-------- Page extract --------
Yeah, I wasn't sure how I wanted to deal with duplicates so I mostly ignored the...

jonathankoren · on Jan 16, 2022

So I tried an experiment using 15,918 five letter English words. I used a basic scoring strategy of scoring a word by summing up the frequency of the candidate letters in the candidate words as determined by a regexp of included and excluded letters. (e.g. `.aves` would score `waves` 1, but `saves` as 0 since `s` is already included)

Variations included adding in the frequency of the letter at a particular position, and adding in the frequency of two letter combinations.

Interestingly enough, the winning strategy was using single letters and using figuring in the position. Second second best was using two letters and position.

ngram=1 posfreq=True mean attempts: 4.34 WinPct 91.280%

ngram=2 posfreq=True mean attempts: 4.35 WinPct 91.186%

ngram=2 posfreq=False mean attempts: 4.37 WinPct 90.074%

ngram=1 posfreq=False mean attempts: 4.38 WinPct 90.445%

Since my base dictionary is way bigger than the Wordle one, I also mixed in a smaller 1,382 word dictionary (google-10000-english.txt) and then combined them by either just sorting by the score, or normalizing the scores, and then sorting. Normalizing the scores was strictly worse.

normalize=False ngram=1 posfreq=True mean attempts: 4.34 WinPct 91.280%

normalize=True ngram=1 posfreq=True mean attempts: 4.43 WinPct 90.281%

FWIW, the absolute worse one was:

normalize=True ngram=1 posfreq=False mean attempts: 4.43 WinPct 89.835%

I should write this up.

hddqsb · on Jan 17, 2022

Which solution list did you use to calculate the mean attempts?

Another comment mentioned https://botfights.io/game/wordle, if you evaluate your solver on their word list you could compare scores.
--------
● **Job 1**
What regular expression does the forum thread give as its scoring example?
-------- Working data --------
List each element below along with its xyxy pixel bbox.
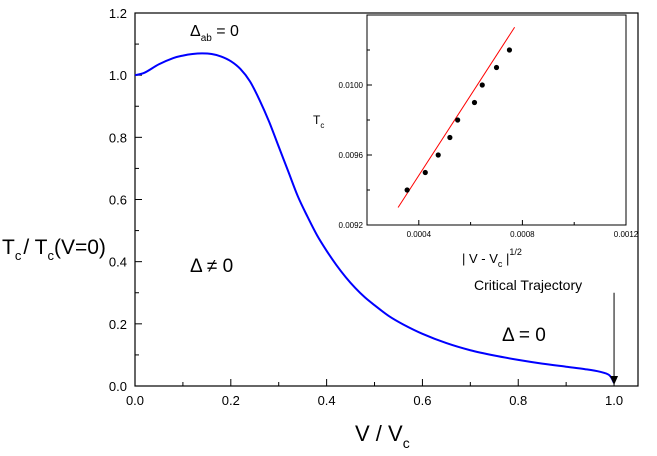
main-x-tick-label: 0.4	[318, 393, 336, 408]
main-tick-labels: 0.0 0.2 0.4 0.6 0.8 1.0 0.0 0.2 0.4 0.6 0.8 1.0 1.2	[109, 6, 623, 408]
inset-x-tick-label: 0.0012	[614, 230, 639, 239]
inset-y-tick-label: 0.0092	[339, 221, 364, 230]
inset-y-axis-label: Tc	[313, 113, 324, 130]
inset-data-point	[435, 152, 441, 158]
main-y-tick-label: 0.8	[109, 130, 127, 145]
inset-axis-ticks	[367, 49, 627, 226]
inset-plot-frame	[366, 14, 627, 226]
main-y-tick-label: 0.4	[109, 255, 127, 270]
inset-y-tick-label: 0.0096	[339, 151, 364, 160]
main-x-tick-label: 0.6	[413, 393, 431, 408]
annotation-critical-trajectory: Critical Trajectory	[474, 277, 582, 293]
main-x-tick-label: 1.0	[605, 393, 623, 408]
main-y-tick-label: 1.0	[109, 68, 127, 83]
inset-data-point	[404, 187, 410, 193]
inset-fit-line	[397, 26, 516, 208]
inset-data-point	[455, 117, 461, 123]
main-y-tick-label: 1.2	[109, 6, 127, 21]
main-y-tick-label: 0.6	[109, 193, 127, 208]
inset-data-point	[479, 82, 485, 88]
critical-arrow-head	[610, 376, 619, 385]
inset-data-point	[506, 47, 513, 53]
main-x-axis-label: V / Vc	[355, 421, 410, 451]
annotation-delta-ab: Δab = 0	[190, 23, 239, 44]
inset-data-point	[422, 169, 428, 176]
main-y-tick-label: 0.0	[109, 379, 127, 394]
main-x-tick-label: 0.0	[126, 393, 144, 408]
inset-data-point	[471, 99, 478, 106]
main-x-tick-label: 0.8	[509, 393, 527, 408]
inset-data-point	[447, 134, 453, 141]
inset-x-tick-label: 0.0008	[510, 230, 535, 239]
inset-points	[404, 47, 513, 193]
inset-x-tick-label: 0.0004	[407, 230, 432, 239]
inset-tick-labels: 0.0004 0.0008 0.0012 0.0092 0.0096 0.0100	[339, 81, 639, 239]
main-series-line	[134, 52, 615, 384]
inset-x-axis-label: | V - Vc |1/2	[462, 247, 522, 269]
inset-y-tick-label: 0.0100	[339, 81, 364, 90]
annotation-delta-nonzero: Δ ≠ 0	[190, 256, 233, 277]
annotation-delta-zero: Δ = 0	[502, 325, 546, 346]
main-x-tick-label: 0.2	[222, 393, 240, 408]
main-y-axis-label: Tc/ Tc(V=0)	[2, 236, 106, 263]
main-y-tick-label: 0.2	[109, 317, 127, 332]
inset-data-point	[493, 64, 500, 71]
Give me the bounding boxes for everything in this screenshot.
--------
-------- Working data --------
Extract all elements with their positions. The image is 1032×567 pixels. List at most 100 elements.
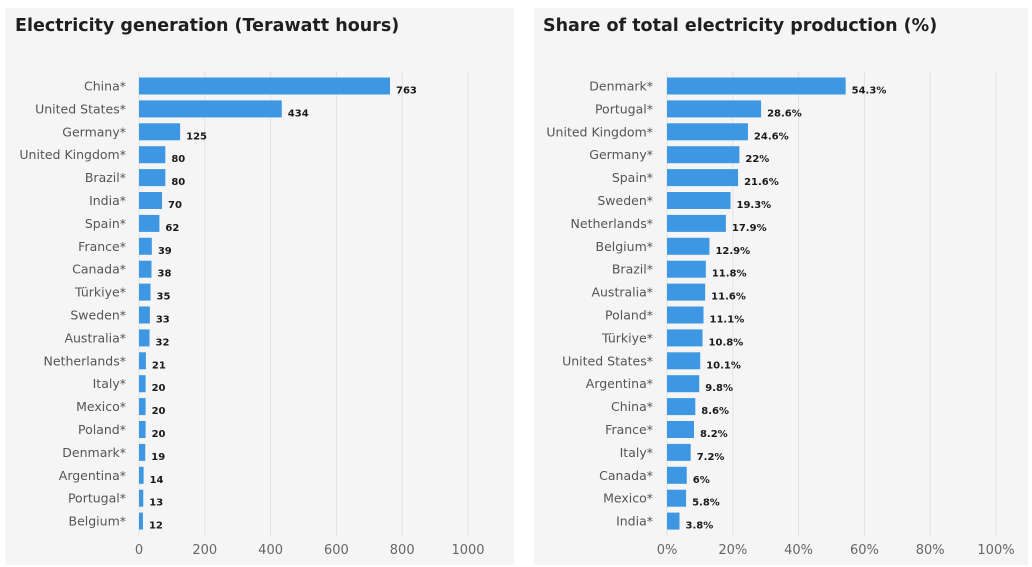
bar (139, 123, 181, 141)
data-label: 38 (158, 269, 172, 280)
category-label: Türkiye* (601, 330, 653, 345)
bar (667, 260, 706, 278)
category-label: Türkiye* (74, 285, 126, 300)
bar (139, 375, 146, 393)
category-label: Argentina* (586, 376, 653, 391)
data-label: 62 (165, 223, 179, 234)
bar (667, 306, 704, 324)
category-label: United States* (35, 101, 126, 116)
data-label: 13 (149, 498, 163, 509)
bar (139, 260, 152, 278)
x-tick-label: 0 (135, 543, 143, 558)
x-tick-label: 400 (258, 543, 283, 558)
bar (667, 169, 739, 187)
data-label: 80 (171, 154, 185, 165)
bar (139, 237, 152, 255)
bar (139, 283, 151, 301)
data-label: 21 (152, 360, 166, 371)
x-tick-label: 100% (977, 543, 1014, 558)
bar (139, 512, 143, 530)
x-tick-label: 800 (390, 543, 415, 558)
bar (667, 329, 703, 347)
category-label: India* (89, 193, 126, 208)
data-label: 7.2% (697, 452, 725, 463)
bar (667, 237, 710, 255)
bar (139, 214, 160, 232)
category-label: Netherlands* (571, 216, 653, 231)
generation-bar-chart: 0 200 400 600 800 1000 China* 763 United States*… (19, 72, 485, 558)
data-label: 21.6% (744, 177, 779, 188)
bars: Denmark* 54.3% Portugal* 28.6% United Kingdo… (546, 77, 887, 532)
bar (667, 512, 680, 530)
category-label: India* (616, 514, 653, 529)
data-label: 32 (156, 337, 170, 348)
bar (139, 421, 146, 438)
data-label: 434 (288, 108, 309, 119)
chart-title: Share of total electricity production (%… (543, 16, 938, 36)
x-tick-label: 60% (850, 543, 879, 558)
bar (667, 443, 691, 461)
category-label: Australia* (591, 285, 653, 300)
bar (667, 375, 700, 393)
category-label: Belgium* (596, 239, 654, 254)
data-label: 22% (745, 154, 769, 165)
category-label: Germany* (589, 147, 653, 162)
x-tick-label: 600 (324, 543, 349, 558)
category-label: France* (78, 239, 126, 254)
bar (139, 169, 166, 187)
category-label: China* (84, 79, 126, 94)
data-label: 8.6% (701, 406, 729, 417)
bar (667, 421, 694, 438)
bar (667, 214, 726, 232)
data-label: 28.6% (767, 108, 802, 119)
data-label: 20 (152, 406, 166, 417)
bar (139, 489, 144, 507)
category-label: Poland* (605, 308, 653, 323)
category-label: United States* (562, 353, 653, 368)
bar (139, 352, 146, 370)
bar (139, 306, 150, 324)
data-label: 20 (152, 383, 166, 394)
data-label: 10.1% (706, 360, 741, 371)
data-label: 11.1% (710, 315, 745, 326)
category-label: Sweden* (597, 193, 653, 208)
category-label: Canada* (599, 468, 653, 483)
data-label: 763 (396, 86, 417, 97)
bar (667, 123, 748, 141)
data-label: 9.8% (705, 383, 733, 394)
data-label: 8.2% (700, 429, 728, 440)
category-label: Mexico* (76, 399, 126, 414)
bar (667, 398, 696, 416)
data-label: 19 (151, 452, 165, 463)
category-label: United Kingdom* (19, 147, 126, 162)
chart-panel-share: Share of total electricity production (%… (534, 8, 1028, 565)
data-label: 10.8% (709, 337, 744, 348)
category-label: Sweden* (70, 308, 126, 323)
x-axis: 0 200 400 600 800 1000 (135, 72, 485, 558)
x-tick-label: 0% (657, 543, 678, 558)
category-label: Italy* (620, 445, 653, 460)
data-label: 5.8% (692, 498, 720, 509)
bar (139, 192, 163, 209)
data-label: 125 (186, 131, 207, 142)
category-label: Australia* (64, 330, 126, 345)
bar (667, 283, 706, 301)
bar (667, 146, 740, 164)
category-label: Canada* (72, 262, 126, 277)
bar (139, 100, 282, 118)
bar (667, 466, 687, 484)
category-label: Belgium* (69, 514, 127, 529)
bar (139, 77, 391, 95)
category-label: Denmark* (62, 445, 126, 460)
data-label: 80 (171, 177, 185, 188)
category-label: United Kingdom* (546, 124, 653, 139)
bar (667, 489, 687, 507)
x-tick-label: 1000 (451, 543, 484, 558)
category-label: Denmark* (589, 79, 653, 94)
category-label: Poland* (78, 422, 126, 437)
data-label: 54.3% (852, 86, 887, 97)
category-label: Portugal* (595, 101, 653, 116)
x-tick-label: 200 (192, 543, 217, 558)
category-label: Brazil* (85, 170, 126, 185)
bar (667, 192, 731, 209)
--------
● **Job 2**
Edit the records from the line containing "bar (139, 123, 181, 141)" through the line containing "data-label: 32 (156, 337, 170, 348)" so that every "category-label" becomes "country-label", and return only those lines with everything else unchanged.

● **Problem solution 1**
`.aves`

● **Problem solution 2**
bar (139, 123, 181, 141)
data-label: 38 (158, 269, 172, 280)
country-label: Türkiye* (601, 330, 653, 345)
bar (667, 260, 706, 278)
country-label: Türkiye* (74, 285, 126, 300)
bar (139, 375, 146, 393)
country-label: Argentina* (586, 376, 653, 391)
data-label: 62 (165, 223, 179, 234)
bar (667, 306, 704, 324)
country-label: United States* (35, 101, 126, 116)
data-label: 13 (149, 498, 163, 509)
bar (139, 260, 152, 278)
x-tick-label: 0 (135, 543, 143, 558)
x-tick-label: 400 (258, 543, 283, 558)
bar (667, 169, 739, 187)
data-label: 80 (171, 154, 185, 165)
bar (139, 237, 152, 255)
bar (139, 283, 151, 301)
data-label: 21 (152, 360, 166, 371)
x-tick-label: 100% (977, 543, 1014, 558)
bar (139, 512, 143, 530)
x-tick-label: 800 (390, 543, 415, 558)
bar (667, 329, 703, 347)
country-label: India* (89, 193, 126, 208)
data-label: 7.2% (697, 452, 725, 463)
bar (667, 237, 710, 255)
bar (139, 214, 160, 232)
country-label: Netherlands* (571, 216, 653, 231)
generation-bar-chart: 0 200 400 600 800 1000 China* 763 United States*… (19, 72, 485, 558)
data-label: 21.6% (744, 177, 779, 188)
bars: Denmark* 54.3% Portugal* 28.6% United Kingdo… (546, 77, 887, 532)
bar (667, 512, 680, 530)
country-label: India* (616, 514, 653, 529)
data-label: 32 (156, 337, 170, 348)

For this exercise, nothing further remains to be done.